Task brief: Gather each line of the records where "sind" appears.

Data supplied:

--------------------------------------------------

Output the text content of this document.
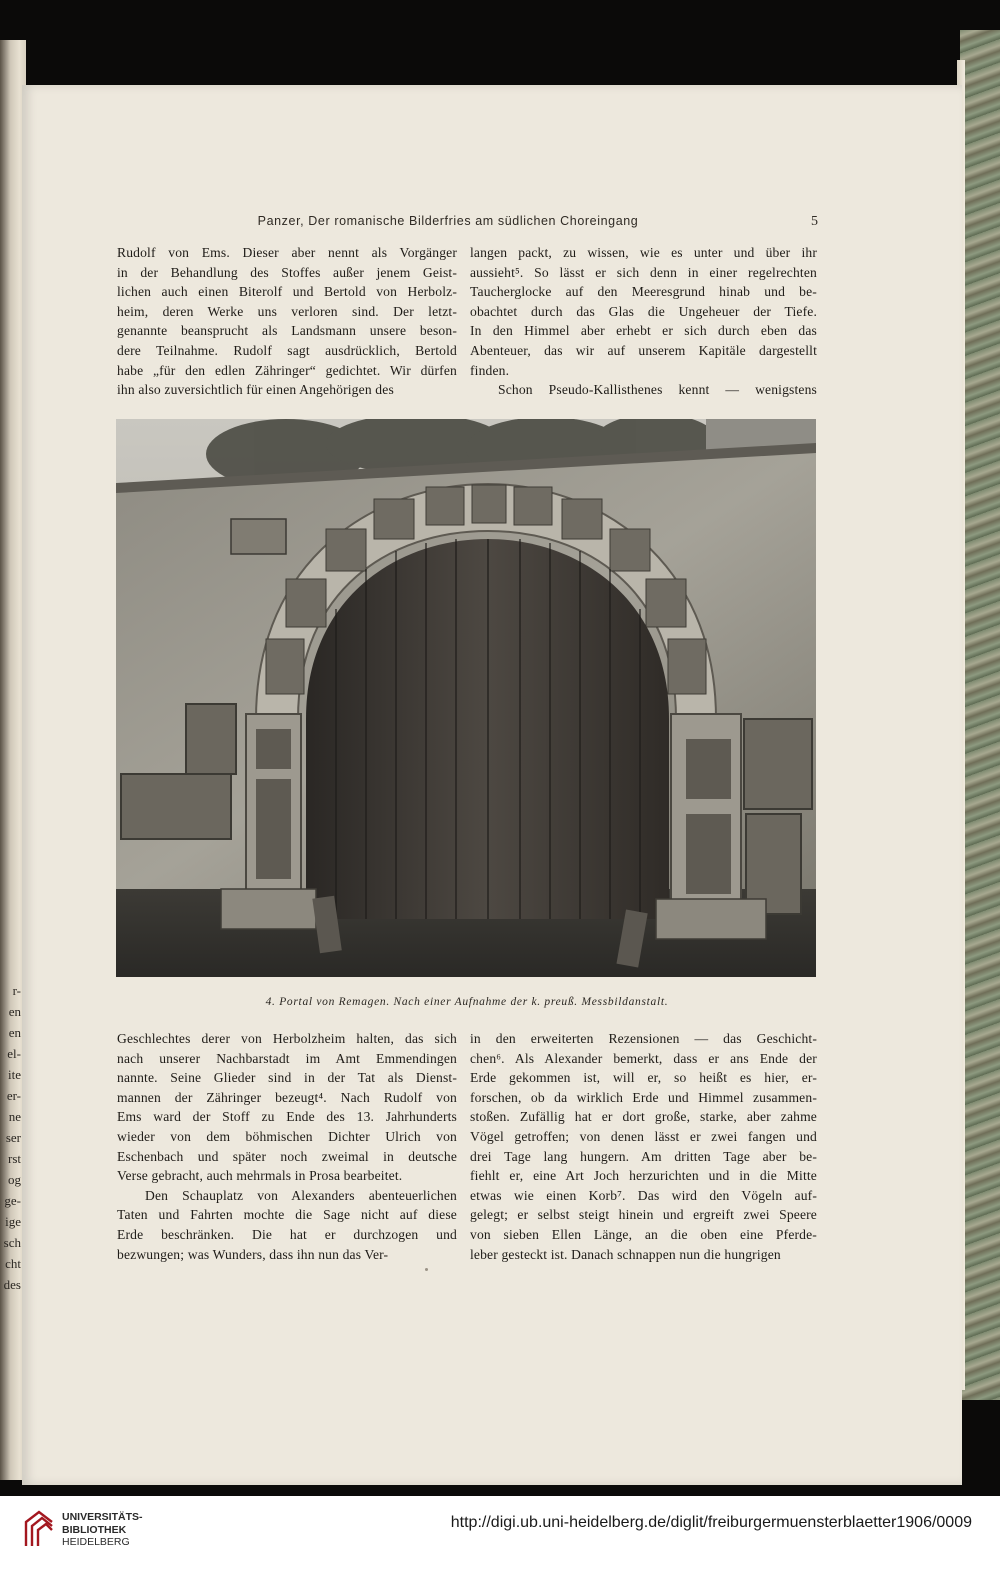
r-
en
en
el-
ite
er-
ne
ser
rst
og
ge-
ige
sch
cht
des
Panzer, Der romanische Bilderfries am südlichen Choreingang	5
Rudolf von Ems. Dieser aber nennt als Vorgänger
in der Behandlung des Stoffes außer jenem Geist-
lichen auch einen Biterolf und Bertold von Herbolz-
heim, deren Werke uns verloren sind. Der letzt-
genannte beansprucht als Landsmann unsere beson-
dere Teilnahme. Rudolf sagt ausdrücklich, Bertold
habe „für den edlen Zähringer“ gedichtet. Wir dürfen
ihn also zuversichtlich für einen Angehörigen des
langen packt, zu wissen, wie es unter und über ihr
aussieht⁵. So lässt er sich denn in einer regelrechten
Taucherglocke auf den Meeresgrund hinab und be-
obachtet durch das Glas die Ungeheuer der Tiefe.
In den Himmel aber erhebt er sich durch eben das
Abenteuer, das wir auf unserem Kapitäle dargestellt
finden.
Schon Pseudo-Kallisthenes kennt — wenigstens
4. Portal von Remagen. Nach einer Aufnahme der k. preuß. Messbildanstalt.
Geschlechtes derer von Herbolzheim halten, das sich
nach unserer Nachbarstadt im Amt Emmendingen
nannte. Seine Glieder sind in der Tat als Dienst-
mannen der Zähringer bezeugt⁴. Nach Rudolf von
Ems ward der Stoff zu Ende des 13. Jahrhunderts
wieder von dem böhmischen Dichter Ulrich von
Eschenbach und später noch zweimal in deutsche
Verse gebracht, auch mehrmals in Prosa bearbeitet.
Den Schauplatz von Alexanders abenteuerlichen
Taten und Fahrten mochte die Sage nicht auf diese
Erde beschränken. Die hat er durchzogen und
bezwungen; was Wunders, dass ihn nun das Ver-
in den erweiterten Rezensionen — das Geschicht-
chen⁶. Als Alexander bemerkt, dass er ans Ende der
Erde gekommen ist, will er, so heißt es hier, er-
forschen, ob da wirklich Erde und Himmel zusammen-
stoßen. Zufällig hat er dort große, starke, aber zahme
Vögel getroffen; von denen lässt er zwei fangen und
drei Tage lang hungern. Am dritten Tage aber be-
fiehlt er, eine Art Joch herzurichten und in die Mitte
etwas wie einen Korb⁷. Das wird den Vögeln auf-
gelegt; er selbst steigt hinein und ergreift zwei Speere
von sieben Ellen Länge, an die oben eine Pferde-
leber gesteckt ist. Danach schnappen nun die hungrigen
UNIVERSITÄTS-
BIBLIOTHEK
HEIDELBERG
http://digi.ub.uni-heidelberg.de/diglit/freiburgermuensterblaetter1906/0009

--------------------------------------------------

Exercise response:
heim, deren Werke uns verloren sind. Der letzt-
nannte. Seine Glieder sind in der Tat als Dienst-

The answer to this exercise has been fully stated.